### SHORT PROBLEM
Count lines, not occurrences: report how many lines in the records hold the string "Society", and nothing else.

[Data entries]

··········

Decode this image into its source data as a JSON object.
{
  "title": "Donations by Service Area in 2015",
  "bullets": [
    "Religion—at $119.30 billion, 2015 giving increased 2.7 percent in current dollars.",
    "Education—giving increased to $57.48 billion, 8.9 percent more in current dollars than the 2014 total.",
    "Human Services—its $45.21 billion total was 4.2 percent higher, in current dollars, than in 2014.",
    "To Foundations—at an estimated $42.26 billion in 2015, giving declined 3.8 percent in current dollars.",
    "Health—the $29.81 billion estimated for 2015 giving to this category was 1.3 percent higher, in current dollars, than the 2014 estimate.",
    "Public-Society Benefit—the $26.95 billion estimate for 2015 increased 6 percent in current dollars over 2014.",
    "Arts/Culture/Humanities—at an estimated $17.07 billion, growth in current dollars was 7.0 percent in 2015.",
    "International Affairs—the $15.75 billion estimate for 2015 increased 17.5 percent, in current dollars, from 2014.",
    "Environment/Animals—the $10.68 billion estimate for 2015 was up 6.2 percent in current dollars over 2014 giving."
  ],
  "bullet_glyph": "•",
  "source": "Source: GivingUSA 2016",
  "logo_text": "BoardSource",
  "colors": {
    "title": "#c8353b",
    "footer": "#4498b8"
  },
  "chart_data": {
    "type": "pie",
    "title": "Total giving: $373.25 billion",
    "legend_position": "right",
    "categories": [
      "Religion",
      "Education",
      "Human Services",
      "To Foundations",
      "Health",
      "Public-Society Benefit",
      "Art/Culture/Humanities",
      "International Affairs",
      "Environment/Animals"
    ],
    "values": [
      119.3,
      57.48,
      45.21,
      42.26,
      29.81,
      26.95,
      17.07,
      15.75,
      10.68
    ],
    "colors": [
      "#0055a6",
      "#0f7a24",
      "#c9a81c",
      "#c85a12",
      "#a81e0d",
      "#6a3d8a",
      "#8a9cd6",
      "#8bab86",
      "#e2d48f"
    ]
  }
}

··········

### WRITTEN RESPONSE
2